→ **Instructions for the task**: Copy out each line that mentions the word "فقال".

++++ Excerpted records ++++

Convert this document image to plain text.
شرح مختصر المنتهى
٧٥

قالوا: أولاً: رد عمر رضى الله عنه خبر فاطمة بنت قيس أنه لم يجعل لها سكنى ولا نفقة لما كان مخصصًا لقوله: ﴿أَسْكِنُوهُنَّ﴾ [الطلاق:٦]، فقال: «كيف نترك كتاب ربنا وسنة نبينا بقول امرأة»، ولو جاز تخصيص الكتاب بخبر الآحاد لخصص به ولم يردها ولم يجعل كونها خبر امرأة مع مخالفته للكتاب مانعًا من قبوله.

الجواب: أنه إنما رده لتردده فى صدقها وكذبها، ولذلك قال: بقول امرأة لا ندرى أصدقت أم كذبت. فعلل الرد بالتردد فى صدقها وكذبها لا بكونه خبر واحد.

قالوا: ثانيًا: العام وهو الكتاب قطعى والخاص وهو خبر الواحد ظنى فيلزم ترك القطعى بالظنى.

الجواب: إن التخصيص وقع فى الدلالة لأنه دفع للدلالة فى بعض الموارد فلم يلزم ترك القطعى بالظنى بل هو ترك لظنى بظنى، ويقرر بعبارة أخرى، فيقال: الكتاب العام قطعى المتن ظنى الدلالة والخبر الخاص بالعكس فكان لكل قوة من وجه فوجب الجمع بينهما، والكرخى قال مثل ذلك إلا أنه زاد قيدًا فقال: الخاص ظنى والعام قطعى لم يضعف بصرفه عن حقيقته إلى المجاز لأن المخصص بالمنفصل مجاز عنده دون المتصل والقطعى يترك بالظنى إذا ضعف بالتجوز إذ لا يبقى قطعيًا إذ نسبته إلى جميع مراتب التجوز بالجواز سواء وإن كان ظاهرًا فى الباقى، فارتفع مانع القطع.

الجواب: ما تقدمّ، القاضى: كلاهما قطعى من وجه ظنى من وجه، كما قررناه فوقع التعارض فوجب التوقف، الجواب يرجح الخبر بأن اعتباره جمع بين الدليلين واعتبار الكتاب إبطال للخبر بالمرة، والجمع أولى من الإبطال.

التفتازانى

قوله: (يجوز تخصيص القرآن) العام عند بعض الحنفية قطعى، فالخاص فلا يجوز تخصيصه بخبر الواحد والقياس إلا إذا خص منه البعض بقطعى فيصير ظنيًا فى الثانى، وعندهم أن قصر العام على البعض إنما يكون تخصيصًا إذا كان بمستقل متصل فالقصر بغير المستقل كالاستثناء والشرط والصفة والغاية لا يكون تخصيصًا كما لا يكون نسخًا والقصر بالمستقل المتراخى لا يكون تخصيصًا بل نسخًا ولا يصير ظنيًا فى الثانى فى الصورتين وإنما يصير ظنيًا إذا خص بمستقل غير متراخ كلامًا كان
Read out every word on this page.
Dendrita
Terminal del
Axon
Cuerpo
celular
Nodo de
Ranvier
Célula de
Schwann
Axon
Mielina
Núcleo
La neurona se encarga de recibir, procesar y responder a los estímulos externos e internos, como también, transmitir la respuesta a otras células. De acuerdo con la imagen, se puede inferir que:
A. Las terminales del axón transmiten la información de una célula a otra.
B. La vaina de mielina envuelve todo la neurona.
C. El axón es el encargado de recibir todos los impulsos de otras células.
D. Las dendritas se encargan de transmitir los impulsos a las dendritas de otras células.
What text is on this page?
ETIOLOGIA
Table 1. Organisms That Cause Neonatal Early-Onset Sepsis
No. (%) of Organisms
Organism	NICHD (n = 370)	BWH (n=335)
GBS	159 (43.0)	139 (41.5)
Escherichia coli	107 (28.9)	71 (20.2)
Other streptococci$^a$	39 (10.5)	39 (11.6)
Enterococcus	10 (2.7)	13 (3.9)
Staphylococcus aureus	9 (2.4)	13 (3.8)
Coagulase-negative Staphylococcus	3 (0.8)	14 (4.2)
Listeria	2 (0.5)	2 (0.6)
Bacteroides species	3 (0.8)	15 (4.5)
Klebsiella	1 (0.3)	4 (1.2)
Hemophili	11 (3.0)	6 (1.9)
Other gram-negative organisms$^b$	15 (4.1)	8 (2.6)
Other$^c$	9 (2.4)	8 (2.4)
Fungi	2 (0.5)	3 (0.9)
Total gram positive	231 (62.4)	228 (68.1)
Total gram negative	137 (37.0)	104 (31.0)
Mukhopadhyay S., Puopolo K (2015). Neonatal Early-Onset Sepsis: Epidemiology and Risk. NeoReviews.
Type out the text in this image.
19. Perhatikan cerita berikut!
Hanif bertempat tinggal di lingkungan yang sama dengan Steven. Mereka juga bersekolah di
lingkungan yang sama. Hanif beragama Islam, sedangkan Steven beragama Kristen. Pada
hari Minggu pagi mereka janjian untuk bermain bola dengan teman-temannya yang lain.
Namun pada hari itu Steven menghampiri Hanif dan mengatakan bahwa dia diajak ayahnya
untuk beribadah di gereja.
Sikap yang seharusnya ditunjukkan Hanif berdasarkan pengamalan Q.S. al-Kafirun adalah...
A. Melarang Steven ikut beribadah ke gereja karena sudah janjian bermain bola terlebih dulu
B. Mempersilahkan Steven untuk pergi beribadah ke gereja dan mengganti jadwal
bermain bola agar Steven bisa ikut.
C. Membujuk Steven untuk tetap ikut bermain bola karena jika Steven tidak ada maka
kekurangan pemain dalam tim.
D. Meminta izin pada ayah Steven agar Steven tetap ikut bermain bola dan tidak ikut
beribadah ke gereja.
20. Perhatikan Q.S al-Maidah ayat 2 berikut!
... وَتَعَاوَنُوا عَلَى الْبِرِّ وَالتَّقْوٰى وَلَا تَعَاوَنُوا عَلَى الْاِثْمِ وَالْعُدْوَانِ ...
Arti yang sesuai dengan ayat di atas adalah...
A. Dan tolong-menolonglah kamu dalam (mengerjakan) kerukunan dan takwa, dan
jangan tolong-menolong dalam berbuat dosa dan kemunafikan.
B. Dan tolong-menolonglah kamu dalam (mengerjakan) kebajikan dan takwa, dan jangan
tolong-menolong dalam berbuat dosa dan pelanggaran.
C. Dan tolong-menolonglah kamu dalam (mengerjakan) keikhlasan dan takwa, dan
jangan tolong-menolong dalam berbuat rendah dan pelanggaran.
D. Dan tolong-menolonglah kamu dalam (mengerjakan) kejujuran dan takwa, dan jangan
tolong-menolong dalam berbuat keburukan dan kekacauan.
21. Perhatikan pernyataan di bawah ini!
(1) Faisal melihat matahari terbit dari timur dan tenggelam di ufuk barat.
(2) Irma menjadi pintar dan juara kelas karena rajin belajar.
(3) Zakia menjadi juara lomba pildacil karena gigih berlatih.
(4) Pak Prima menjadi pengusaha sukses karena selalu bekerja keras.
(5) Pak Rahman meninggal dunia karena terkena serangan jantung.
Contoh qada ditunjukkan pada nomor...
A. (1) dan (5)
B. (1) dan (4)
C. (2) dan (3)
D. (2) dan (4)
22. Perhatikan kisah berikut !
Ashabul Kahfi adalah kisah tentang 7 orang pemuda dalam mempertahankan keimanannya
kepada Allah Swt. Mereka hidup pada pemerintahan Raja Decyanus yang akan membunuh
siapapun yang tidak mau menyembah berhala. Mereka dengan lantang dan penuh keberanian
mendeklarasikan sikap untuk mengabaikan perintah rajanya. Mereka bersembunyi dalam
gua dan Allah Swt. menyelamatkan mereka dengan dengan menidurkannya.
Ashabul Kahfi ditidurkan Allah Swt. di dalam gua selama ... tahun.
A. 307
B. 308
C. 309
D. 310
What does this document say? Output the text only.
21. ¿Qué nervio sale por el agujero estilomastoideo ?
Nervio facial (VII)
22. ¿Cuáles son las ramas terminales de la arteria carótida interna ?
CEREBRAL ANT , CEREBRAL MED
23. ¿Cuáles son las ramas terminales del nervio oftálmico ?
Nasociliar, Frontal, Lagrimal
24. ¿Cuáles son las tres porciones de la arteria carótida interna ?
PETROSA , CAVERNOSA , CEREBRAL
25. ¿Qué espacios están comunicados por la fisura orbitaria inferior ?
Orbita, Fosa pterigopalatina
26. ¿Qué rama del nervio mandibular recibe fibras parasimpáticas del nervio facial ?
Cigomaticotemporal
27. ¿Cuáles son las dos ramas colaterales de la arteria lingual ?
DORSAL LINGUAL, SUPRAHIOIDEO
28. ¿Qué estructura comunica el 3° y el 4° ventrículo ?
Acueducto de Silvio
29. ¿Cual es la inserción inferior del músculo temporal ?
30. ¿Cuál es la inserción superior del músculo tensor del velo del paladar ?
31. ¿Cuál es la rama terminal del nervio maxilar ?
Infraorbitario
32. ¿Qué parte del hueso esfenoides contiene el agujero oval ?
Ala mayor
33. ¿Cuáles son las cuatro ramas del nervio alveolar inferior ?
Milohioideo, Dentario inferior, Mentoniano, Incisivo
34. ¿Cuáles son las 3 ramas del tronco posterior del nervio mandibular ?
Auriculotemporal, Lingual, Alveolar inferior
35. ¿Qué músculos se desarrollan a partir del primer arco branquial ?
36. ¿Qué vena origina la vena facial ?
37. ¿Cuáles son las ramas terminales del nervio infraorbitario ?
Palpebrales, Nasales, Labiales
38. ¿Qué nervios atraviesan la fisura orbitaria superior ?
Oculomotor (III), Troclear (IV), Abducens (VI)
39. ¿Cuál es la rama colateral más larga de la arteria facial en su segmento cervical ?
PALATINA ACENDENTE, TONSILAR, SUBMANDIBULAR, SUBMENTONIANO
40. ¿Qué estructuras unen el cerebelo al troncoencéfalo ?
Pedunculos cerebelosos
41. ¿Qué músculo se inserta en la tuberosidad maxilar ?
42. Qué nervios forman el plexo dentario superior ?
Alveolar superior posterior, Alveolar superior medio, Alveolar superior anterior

++++

→ **Problem solution**:
قالوا: أولاً: رد عمر رضى الله عنه خبر فاطمة بنت قيس أنه لم يجعل لها سكنى ولا نفقة لما كان مخصصًا لقوله: ﴿أَسْكِنُوهُنَّ﴾ [الطلاق:٦]، فقال: «كيف نترك كتاب ربنا وسنة نبينا بقول امرأة»، ولو جاز تخصيص الكتاب بخبر الآحاد لخصص به ولم يردها ولم يجعل كونها خبر امرأة مع مخالفته للكتاب مانعًا من قبوله.
الجواب: إن التخصيص وقع فى الدلالة لأنه دفع للدلالة فى بعض الموارد فلم يلزم ترك القطعى بالظنى بل هو ترك لظنى بظنى، ويقرر بعبارة أخرى، فيقال: الكتاب العام قطعى المتن ظنى الدلالة والخبر الخاص بالعكس فكان لكل قوة من وجه فوجب الجمع بينهما، والكرخى قال مثل ذلك إلا أنه زاد قيدًا فقال: الخاص ظنى والعام قطعى لم يضعف بصرفه عن حقيقته إلى المجاز لأن المخصص بالمنفصل مجاز عنده دون المتصل والقطعى يترك بالظنى إذا ضعف بالتجوز إذ لا يبقى قطعيًا إذ نسبته إلى جميع مراتب التجوز بالجواز سواء وإن كان ظاهرًا فى الباقى، فارتفع مانع القطع.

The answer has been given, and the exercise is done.